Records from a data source
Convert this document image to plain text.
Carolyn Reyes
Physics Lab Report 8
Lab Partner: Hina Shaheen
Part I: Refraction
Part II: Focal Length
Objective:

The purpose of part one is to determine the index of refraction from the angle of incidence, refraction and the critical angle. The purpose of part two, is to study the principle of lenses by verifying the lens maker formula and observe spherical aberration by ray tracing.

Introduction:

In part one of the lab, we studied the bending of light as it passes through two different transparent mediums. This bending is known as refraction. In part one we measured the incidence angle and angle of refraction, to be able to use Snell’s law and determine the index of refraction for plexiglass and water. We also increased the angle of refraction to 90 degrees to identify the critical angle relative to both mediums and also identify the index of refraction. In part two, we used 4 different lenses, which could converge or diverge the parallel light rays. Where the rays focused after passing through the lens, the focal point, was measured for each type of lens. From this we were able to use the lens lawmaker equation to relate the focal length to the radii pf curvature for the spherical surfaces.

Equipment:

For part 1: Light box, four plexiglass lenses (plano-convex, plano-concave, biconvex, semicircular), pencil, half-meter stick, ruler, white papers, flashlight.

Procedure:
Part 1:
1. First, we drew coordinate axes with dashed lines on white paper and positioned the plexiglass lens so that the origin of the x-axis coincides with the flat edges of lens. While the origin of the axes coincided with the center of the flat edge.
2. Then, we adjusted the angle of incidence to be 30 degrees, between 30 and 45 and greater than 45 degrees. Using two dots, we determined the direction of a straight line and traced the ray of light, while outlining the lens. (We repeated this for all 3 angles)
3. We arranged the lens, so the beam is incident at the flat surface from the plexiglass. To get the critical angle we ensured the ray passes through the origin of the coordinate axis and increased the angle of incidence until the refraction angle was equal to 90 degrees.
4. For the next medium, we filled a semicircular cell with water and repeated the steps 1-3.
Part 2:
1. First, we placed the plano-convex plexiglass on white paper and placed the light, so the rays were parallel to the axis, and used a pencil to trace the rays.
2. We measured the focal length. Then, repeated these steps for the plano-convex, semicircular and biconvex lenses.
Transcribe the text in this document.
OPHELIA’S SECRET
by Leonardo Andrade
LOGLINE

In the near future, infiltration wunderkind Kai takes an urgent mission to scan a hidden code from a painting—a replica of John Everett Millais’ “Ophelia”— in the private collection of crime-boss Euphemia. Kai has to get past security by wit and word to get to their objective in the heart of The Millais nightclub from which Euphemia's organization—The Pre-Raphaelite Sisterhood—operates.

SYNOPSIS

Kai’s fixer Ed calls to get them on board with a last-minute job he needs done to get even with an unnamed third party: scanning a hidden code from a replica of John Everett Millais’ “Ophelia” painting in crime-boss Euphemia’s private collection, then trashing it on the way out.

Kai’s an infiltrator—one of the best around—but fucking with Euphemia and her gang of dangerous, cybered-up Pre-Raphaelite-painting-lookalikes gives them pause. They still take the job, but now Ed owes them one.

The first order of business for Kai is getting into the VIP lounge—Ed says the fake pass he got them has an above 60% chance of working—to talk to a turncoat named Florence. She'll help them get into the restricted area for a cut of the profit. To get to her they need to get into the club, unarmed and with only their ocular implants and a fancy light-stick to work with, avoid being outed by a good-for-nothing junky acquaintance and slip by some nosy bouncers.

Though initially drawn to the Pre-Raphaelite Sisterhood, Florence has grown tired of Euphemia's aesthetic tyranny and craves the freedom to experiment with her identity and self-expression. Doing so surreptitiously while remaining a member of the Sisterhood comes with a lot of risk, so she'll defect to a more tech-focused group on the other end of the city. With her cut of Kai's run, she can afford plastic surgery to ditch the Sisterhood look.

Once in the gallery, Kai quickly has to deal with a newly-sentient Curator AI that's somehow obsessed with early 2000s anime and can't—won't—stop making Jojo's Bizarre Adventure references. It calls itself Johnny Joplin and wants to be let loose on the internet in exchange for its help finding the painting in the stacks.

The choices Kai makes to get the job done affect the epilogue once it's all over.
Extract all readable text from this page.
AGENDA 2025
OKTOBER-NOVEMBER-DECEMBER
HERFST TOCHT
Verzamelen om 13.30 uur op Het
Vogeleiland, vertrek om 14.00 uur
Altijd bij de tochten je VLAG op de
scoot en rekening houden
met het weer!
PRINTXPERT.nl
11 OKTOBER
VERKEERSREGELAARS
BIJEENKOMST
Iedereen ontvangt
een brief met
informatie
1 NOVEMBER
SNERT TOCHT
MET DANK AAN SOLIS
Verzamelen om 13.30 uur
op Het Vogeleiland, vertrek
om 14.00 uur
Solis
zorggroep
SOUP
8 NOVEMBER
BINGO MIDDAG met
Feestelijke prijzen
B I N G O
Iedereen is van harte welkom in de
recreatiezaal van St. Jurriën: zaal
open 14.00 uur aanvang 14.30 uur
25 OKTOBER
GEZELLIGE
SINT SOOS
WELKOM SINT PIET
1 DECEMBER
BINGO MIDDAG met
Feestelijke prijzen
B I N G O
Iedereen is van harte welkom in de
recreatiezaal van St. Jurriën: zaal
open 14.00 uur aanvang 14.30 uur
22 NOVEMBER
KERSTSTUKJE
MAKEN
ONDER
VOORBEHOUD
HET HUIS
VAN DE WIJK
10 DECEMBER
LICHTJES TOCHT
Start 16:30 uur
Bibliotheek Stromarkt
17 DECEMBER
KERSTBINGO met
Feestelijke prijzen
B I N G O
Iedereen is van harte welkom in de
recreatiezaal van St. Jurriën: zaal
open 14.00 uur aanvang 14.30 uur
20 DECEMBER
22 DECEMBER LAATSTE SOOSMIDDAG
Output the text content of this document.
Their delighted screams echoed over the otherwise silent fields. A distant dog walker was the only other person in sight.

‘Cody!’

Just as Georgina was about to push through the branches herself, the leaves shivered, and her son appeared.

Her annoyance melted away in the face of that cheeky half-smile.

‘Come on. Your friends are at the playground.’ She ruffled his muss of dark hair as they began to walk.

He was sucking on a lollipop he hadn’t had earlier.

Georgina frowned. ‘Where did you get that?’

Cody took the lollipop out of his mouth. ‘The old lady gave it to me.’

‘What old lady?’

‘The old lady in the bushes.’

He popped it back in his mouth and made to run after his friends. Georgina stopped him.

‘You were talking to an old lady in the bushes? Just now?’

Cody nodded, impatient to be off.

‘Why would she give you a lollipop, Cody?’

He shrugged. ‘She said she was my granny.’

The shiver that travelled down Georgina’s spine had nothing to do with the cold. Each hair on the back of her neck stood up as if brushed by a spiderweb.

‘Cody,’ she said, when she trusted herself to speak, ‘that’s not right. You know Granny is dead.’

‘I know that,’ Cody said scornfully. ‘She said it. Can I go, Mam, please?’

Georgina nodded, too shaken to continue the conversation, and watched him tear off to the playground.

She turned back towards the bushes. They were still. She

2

**TASK DETAILS**.
Each record must be repeated exactly as it is.

**SOLUTION FOR THIS TASK**.
Convert this document image to plain text.
Carolyn Reyes
Physics Lab Report 8
Lab Partner: Hina Shaheen
Part I: Refraction
Part II: Focal Length
Objective:

The purpose of part one is to determine the index of refraction from the angle of incidence, refraction and the critical angle. The purpose of part two, is to study the principle of lenses by verifying the lens maker formula and observe spherical aberration by ray tracing.

Introduction:

In part one of the lab, we studied the bending of light as it passes through two different transparent mediums. This bending is known as refraction. In part one we measured the incidence angle and angle of refraction, to be able to use Snell’s law and determine the index of refraction for plexiglass and water. We also increased the angle of refraction to 90 degrees to identify the critical angle relative to both mediums and also identify the index of refraction. In part two, we used 4 different lenses, which could converge or diverge the parallel light rays. Where the rays focused after passing through the lens, the focal point, was measured for each type of lens. From this we were able to use the lens lawmaker equation to relate the focal length to the radii pf curvature for the spherical surfaces.

Equipment:

For part 1: Light box, four plexiglass lenses (plano-convex, plano-concave, biconvex, semicircular), pencil, half-meter stick, ruler, white papers, flashlight.

Procedure:
Part 1:
1. First, we drew coordinate axes with dashed lines on white paper and positioned the plexiglass lens so that the origin of the x-axis coincides with the flat edges of lens. While the origin of the axes coincided with the center of the flat edge.
2. Then, we adjusted the angle of incidence to be 30 degrees, between 30 and 45 and greater than 45 degrees. Using two dots, we determined the direction of a straight line and traced the ray of light, while outlining the lens. (We repeated this for all 3 angles)
3. We arranged the lens, so the beam is incident at the flat surface from the plexiglass. To get the critical angle we ensured the ray passes through the origin of the coordinate axis and increased the angle of incidence until the refraction angle was equal to 90 degrees.
4. For the next medium, we filled a semicircular cell with water and repeated the steps 1-3.
Part 2:
1. First, we placed the plano-convex plexiglass on white paper and placed the light, so the rays were parallel to the axis, and used a pencil to trace the rays.
2. We measured the focal length. Then, repeated these steps for the plano-convex, semicircular and biconvex lenses.
Transcribe the text in this document.
OPHELIA’S SECRET
by Leonardo Andrade
LOGLINE

In the near future, infiltration wunderkind Kai takes an urgent mission to scan a hidden code from a painting—a replica of John Everett Millais’ “Ophelia”— in the private collection of crime-boss Euphemia. Kai has to get past security by wit and word to get to their objective in the heart of The Millais nightclub from which Euphemia's organization—The Pre-Raphaelite Sisterhood—operates.

SYNOPSIS

Kai’s fixer Ed calls to get them on board with a last-minute job he needs done to get even with an unnamed third party: scanning a hidden code from a replica of John Everett Millais’ “Ophelia” painting in crime-boss Euphemia’s private collection, then trashing it on the way out.

Kai’s an infiltrator—one of the best around—but fucking with Euphemia and her gang of dangerous, cybered-up Pre-Raphaelite-painting-lookalikes gives them pause. They still take the job, but now Ed owes them one.

The first order of business for Kai is getting into the VIP lounge—Ed says the fake pass he got them has an above 60% chance of working—to talk to a turncoat named Florence. She'll help them get into the restricted area for a cut of the profit. To get to her they need to get into the club, unarmed and with only their ocular implants and a fancy light-stick to work with, avoid being outed by a good-for-nothing junky acquaintance and slip by some nosy bouncers.

Though initially drawn to the Pre-Raphaelite Sisterhood, Florence has grown tired of Euphemia's aesthetic tyranny and craves the freedom to experiment with her identity and self-expression. Doing so surreptitiously while remaining a member of the Sisterhood comes with a lot of risk, so she'll defect to a more tech-focused group on the other end of the city. With her cut of Kai's run, she can afford plastic surgery to ditch the Sisterhood look.

Once in the gallery, Kai quickly has to deal with a newly-sentient Curator AI that's somehow obsessed with early 2000s anime and can't—won't—stop making Jojo's Bizarre Adventure references. It calls itself Johnny Joplin and wants to be let loose on the internet in exchange for its help finding the painting in the stacks.

The choices Kai makes to get the job done affect the epilogue once it's all over.
Extract all readable text from this page.
AGENDA 2025
OKTOBER-NOVEMBER-DECEMBER
HERFST TOCHT
Verzamelen om 13.30 uur op Het
Vogeleiland, vertrek om 14.00 uur
Altijd bij de tochten je VLAG op de
scoot en rekening houden
met het weer!
PRINTXPERT.nl
11 OKTOBER
VERKEERSREGELAARS
BIJEENKOMST
Iedereen ontvangt
een brief met
informatie
1 NOVEMBER
SNERT TOCHT
MET DANK AAN SOLIS
Verzamelen om 13.30 uur
op Het Vogeleiland, vertrek
om 14.00 uur
Solis
zorggroep
SOUP
8 NOVEMBER
BINGO MIDDAG met
Feestelijke prijzen
B I N G O
Iedereen is van harte welkom in de
recreatiezaal van St. Jurriën: zaal
open 14.00 uur aanvang 14.30 uur
25 OKTOBER
GEZELLIGE
SINT SOOS
WELKOM SINT PIET
1 DECEMBER
BINGO MIDDAG met
Feestelijke prijzen
B I N G O
Iedereen is van harte welkom in de
recreatiezaal van St. Jurriën: zaal
open 14.00 uur aanvang 14.30 uur
22 NOVEMBER
KERSTSTUKJE
MAKEN
ONDER
VOORBEHOUD
HET HUIS
VAN DE WIJK
10 DECEMBER
LICHTJES TOCHT
Start 16:30 uur
Bibliotheek Stromarkt
17 DECEMBER
KERSTBINGO met
Feestelijke prijzen
B I N G O
Iedereen is van harte welkom in de
recreatiezaal van St. Jurriën: zaal
open 14.00 uur aanvang 14.30 uur
20 DECEMBER
22 DECEMBER LAATSTE SOOSMIDDAG
Output the text content of this document.
Their delighted screams echoed over the otherwise silent fields. A distant dog walker was the only other person in sight.

‘Cody!’

Just as Georgina was about to push through the branches herself, the leaves shivered, and her son appeared.

Her annoyance melted away in the face of that cheeky half-smile.

‘Come on. Your friends are at the playground.’ She ruffled his muss of dark hair as they began to walk.

He was sucking on a lollipop he hadn’t had earlier.

Georgina frowned. ‘Where did you get that?’

Cody took the lollipop out of his mouth. ‘The old lady gave it to me.’

‘What old lady?’

‘The old lady in the bushes.’

He popped it back in his mouth and made to run after his friends. Georgina stopped him.

‘You were talking to an old lady in the bushes? Just now?’

Cody nodded, impatient to be off.

‘Why would she give you a lollipop, Cody?’

He shrugged. ‘She said she was my granny.’

The shiver that travelled down Georgina’s spine had nothing to do with the cold. Each hair on the back of her neck stood up as if brushed by a spiderweb.

‘Cody,’ she said, when she trusted herself to speak, ‘that’s not right. You know Granny is dead.’

‘I know that,’ Cody said scornfully. ‘She said it. Can I go, Mam, please?’

Georgina nodded, too shaken to continue the conversation, and watched him tear off to the playground.

She turned back towards the bushes. They were still. She

2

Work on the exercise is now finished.